What is asked: Look over the lines below. Report each one that includes the string "Conversando".

[Dataset items]
::::::::::

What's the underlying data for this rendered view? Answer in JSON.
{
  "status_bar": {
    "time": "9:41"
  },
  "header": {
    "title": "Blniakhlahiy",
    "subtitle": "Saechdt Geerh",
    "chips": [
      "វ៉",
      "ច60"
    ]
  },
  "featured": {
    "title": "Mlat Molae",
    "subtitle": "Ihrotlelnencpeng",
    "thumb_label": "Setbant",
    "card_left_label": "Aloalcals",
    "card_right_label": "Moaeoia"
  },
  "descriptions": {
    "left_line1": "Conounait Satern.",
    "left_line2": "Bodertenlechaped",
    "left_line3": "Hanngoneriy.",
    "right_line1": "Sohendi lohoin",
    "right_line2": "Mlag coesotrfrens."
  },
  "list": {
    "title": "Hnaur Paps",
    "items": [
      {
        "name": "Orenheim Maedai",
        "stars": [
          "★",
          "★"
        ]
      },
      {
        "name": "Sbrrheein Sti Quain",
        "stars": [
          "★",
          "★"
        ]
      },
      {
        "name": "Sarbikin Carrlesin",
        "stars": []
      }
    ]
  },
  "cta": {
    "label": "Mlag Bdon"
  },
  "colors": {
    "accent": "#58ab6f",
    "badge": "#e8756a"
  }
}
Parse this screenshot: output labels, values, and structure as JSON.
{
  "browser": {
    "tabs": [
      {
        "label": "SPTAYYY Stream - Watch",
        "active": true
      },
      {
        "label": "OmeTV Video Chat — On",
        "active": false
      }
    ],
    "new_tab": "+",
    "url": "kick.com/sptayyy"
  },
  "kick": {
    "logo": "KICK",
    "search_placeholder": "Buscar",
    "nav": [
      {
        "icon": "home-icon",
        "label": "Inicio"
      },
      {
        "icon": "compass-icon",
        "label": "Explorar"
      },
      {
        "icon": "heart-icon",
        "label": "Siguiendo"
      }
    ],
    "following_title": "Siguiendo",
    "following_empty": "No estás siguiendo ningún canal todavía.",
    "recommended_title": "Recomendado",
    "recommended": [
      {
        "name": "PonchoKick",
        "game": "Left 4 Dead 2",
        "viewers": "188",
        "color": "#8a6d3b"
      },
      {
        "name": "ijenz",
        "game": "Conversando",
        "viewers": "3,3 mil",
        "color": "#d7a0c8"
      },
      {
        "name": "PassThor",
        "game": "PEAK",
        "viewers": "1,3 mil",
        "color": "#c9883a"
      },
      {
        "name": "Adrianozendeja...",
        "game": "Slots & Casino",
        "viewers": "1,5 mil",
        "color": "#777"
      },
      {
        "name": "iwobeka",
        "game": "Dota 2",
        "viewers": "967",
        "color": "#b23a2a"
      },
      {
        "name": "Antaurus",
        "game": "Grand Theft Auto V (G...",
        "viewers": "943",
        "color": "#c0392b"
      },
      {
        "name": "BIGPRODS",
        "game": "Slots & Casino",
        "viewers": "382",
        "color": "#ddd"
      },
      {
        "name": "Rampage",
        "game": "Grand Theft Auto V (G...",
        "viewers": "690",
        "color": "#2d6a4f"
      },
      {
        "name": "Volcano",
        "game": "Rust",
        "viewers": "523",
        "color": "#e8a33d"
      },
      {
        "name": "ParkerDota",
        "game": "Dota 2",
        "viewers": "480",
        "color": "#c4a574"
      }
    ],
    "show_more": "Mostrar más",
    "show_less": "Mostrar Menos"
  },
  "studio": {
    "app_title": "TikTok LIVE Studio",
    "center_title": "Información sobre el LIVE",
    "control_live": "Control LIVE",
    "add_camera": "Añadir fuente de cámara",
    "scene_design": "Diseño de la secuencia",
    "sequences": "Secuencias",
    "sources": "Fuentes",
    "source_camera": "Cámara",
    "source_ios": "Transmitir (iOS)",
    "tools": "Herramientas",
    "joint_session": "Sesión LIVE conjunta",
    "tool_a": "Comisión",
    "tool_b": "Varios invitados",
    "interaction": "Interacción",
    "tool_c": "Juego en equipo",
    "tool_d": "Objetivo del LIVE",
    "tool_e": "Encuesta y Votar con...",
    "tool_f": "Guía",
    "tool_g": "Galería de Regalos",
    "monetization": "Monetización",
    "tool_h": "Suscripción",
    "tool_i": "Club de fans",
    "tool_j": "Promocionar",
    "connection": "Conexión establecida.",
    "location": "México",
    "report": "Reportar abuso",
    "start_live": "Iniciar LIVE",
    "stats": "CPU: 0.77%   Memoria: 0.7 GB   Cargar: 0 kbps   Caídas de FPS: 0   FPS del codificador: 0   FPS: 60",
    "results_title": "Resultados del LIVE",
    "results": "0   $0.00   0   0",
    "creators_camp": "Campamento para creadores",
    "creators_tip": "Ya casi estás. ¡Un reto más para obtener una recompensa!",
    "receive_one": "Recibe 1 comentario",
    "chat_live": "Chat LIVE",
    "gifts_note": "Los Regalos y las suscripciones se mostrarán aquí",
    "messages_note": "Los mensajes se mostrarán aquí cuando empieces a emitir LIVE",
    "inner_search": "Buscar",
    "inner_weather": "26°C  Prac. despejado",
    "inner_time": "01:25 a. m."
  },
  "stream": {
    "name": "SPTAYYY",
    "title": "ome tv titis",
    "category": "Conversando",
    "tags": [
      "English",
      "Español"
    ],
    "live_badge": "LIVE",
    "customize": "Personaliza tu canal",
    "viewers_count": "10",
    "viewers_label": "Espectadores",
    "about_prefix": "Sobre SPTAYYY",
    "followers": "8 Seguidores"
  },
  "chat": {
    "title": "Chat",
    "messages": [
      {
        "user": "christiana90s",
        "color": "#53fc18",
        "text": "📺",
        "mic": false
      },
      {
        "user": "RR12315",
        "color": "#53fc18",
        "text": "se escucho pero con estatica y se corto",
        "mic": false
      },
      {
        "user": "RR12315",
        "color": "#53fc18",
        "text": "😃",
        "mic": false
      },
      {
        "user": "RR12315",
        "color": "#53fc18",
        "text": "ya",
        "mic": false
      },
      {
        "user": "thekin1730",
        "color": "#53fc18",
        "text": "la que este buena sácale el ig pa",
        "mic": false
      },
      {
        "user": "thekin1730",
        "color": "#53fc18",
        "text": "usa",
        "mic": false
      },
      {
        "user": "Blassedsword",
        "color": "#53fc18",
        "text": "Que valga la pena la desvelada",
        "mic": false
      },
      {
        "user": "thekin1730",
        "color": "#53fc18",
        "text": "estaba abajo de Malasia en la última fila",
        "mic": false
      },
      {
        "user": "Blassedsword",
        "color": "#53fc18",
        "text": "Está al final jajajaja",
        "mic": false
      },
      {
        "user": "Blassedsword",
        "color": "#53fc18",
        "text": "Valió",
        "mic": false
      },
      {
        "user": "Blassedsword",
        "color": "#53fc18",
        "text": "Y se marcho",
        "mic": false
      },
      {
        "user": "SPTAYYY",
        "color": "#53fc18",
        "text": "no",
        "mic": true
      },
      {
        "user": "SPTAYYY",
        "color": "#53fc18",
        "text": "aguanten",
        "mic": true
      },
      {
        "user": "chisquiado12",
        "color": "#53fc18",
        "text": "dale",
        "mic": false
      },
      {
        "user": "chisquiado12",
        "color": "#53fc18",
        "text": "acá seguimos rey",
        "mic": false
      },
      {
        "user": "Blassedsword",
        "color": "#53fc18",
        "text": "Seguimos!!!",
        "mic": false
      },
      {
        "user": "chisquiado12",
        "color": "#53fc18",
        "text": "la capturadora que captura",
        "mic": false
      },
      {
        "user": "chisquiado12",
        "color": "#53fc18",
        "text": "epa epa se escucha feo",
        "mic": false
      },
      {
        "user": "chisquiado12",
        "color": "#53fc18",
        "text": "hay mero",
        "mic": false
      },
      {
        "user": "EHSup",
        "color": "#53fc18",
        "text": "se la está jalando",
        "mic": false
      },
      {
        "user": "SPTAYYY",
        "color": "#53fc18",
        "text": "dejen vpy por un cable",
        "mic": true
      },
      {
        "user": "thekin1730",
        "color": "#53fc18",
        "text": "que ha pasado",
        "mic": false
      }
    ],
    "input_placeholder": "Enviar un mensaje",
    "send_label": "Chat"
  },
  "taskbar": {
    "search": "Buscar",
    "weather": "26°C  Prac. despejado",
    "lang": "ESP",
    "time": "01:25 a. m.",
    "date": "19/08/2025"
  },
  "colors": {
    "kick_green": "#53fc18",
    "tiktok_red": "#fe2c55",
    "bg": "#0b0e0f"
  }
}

::::::::::

Exercise answer:
        "game": "Conversando",
    "category": "Conversando",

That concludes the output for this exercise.